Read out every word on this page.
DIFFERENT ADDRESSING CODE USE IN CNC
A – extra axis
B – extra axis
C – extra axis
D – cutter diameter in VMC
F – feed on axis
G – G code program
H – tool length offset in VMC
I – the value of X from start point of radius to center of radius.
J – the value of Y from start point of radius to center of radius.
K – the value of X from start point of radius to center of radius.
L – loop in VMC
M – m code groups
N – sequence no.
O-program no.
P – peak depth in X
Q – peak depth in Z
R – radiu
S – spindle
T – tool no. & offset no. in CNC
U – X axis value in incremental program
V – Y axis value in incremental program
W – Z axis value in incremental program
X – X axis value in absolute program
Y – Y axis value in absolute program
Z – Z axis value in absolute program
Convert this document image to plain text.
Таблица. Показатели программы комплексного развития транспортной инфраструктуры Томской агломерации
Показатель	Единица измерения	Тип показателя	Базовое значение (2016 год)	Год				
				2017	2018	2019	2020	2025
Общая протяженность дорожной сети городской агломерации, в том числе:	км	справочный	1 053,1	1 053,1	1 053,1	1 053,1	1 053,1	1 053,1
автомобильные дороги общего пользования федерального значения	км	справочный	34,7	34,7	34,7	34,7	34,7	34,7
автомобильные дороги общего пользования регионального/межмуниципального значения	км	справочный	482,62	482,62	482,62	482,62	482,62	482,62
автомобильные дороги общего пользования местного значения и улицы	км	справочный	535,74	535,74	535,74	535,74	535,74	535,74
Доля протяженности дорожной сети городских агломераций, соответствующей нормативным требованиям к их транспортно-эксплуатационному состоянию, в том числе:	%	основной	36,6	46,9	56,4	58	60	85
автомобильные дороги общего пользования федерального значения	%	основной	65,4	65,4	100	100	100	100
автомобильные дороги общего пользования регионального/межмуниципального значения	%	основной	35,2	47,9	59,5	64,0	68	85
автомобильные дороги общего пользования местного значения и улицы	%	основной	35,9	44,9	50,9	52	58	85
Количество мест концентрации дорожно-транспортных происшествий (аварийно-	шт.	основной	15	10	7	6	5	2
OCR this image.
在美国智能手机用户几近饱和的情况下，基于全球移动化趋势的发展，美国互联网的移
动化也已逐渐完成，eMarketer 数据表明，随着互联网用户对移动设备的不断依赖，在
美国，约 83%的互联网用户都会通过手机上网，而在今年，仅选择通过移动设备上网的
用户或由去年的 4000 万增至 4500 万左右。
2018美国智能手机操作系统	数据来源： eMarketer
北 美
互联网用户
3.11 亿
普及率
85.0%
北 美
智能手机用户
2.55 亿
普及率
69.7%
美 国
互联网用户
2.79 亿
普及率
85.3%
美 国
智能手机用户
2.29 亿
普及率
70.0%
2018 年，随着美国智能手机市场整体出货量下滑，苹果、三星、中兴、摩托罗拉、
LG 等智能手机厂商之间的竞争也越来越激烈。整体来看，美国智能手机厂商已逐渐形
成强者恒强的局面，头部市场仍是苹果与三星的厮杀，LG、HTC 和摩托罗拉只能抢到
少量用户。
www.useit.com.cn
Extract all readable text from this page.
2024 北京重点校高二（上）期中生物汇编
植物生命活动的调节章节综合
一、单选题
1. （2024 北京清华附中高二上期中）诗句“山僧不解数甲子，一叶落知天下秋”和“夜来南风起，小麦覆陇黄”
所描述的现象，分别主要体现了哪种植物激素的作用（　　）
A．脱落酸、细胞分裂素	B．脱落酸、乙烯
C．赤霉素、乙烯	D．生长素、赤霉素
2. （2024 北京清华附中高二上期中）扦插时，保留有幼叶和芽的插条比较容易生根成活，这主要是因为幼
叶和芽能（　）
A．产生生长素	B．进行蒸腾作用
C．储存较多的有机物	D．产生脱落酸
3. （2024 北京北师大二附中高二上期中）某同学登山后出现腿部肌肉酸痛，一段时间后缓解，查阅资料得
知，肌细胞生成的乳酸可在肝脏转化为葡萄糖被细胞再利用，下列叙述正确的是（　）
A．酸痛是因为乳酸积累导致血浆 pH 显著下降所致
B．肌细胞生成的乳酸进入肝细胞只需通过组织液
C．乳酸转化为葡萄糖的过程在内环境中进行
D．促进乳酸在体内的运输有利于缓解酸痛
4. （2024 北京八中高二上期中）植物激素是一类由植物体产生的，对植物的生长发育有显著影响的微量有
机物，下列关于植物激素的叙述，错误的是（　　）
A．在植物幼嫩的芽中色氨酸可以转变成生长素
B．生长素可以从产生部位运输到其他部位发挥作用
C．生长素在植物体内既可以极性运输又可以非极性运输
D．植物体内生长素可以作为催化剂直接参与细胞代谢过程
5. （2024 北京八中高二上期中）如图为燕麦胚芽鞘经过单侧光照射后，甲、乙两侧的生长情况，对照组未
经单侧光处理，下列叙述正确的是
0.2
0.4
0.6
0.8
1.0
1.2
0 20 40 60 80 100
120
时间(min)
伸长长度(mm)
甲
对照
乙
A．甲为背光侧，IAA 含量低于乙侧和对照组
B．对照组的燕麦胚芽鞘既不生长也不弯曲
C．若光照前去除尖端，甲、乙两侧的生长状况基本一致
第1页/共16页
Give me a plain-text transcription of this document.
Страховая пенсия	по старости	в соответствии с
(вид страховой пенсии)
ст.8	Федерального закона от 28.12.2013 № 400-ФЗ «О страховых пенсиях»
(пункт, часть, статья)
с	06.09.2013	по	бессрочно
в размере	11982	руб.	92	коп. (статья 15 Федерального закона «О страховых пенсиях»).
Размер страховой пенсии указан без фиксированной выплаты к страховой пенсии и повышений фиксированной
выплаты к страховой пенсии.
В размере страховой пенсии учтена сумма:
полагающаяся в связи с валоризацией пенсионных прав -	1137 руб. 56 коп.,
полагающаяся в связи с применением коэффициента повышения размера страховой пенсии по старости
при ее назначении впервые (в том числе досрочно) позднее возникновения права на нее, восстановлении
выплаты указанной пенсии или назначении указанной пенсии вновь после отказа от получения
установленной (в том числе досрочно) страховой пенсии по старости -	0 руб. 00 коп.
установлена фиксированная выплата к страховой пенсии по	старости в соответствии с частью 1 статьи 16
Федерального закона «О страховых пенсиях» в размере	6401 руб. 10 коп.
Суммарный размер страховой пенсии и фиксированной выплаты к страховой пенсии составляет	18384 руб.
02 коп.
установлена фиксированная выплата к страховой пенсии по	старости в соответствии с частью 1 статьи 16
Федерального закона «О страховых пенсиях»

════

- _Instruction_
Take the entries above and transcribe them exactly.

- _Result of this exercise_
Read out every word on this page.
DIFFERENT ADDRESSING CODE USE IN CNC
A – extra axis
B – extra axis
C – extra axis
D – cutter diameter in VMC
F – feed on axis
G – G code program
H – tool length offset in VMC
I – the value of X from start point of radius to center of radius.
J – the value of Y from start point of radius to center of radius.
K – the value of X from start point of radius to center of radius.
L – loop in VMC
M – m code groups
N – sequence no.
O-program no.
P – peak depth in X
Q – peak depth in Z
R – radiu
S – spindle
T – tool no. & offset no. in CNC
U – X axis value in incremental program
V – Y axis value in incremental program
W – Z axis value in incremental program
X – X axis value in absolute program
Y – Y axis value in absolute program
Z – Z axis value in absolute program
Convert this document image to plain text.
Таблица. Показатели программы комплексного развития транспортной инфраструктуры Томской агломерации
Показатель	Единица измерения	Тип показателя	Базовое значение (2016 год)	Год				
				2017	2018	2019	2020	2025
Общая протяженность дорожной сети городской агломерации, в том числе:	км	справочный	1 053,1	1 053,1	1 053,1	1 053,1	1 053,1	1 053,1
автомобильные дороги общего пользования федерального значения	км	справочный	34,7	34,7	34,7	34,7	34,7	34,7
автомобильные дороги общего пользования регионального/межмуниципального значения	км	справочный	482,62	482,62	482,62	482,62	482,62	482,62
автомобильные дороги общего пользования местного значения и улицы	км	справочный	535,74	535,74	535,74	535,74	535,74	535,74
Доля протяженности дорожной сети городских агломераций, соответствующей нормативным требованиям к их транспортно-эксплуатационному состоянию, в том числе:	%	основной	36,6	46,9	56,4	58	60	85
автомобильные дороги общего пользования федерального значения	%	основной	65,4	65,4	100	100	100	100
автомобильные дороги общего пользования регионального/межмуниципального значения	%	основной	35,2	47,9	59,5	64,0	68	85
автомобильные дороги общего пользования местного значения и улицы	%	основной	35,9	44,9	50,9	52	58	85
Количество мест концентрации дорожно-транспортных происшествий (аварийно-	шт.	основной	15	10	7	6	5	2
OCR this image.
在美国智能手机用户几近饱和的情况下，基于全球移动化趋势的发展，美国互联网的移
动化也已逐渐完成，eMarketer 数据表明，随着互联网用户对移动设备的不断依赖，在
美国，约 83%的互联网用户都会通过手机上网，而在今年，仅选择通过移动设备上网的
用户或由去年的 4000 万增至 4500 万左右。
2018美国智能手机操作系统	数据来源： eMarketer
北 美
互联网用户
3.11 亿
普及率
85.0%
北 美
智能手机用户
2.55 亿
普及率
69.7%
美 国
互联网用户
2.79 亿
普及率
85.3%
美 国
智能手机用户
2.29 亿
普及率
70.0%
2018 年，随着美国智能手机市场整体出货量下滑，苹果、三星、中兴、摩托罗拉、
LG 等智能手机厂商之间的竞争也越来越激烈。整体来看，美国智能手机厂商已逐渐形
成强者恒强的局面，头部市场仍是苹果与三星的厮杀，LG、HTC 和摩托罗拉只能抢到
少量用户。
www.useit.com.cn
Extract all readable text from this page.
2024 北京重点校高二（上）期中生物汇编
植物生命活动的调节章节综合
一、单选题
1. （2024 北京清华附中高二上期中）诗句“山僧不解数甲子，一叶落知天下秋”和“夜来南风起，小麦覆陇黄”
所描述的现象，分别主要体现了哪种植物激素的作用（　　）
A．脱落酸、细胞分裂素	B．脱落酸、乙烯
C．赤霉素、乙烯	D．生长素、赤霉素
2. （2024 北京清华附中高二上期中）扦插时，保留有幼叶和芽的插条比较容易生根成活，这主要是因为幼
叶和芽能（　）
A．产生生长素	B．进行蒸腾作用
C．储存较多的有机物	D．产生脱落酸
3. （2024 北京北师大二附中高二上期中）某同学登山后出现腿部肌肉酸痛，一段时间后缓解，查阅资料得
知，肌细胞生成的乳酸可在肝脏转化为葡萄糖被细胞再利用，下列叙述正确的是（　）
A．酸痛是因为乳酸积累导致血浆 pH 显著下降所致
B．肌细胞生成的乳酸进入肝细胞只需通过组织液
C．乳酸转化为葡萄糖的过程在内环境中进行
D．促进乳酸在体内的运输有利于缓解酸痛
4. （2024 北京八中高二上期中）植物激素是一类由植物体产生的，对植物的生长发育有显著影响的微量有
机物，下列关于植物激素的叙述，错误的是（　　）
A．在植物幼嫩的芽中色氨酸可以转变成生长素
B．生长素可以从产生部位运输到其他部位发挥作用
C．生长素在植物体内既可以极性运输又可以非极性运输
D．植物体内生长素可以作为催化剂直接参与细胞代谢过程
5. （2024 北京八中高二上期中）如图为燕麦胚芽鞘经过单侧光照射后，甲、乙两侧的生长情况，对照组未
经单侧光处理，下列叙述正确的是
0.2
0.4
0.6
0.8
1.0
1.2
0 20 40 60 80 100
120
时间(min)
伸长长度(mm)
甲
对照
乙
A．甲为背光侧，IAA 含量低于乙侧和对照组
B．对照组的燕麦胚芽鞘既不生长也不弯曲
C．若光照前去除尖端，甲、乙两侧的生长状况基本一致
第1页/共16页
Give me a plain-text transcription of this document.
Страховая пенсия	по старости	в соответствии с
(вид страховой пенсии)
ст.8	Федерального закона от 28.12.2013 № 400-ФЗ «О страховых пенсиях»
(пункт, часть, статья)
с	06.09.2013	по	бессрочно
в размере	11982	руб.	92	коп. (статья 15 Федерального закона «О страховых пенсиях»).
Размер страховой пенсии указан без фиксированной выплаты к страховой пенсии и повышений фиксированной
выплаты к страховой пенсии.
В размере страховой пенсии учтена сумма:
полагающаяся в связи с валоризацией пенсионных прав -	1137 руб. 56 коп.,
полагающаяся в связи с применением коэффициента повышения размера страховой пенсии по старости
при ее назначении впервые (в том числе досрочно) позднее возникновения права на нее, восстановлении
выплаты указанной пенсии или назначении указанной пенсии вновь после отказа от получения
установленной (в том числе досрочно) страховой пенсии по старости -	0 руб. 00 коп.
установлена фиксированная выплата к страховой пенсии по	старости в соответствии с частью 1 статьи 16
Федерального закона «О страховых пенсиях» в размере	6401 руб. 10 коп.
Суммарный размер страховой пенсии и фиксированной выплаты к страховой пенсии составляет	18384 руб.
02 коп.
установлена фиксированная выплата к страховой пенсии по	старости в соответствии с частью 1 статьи 16
Федерального закона «О страховых пенсиях»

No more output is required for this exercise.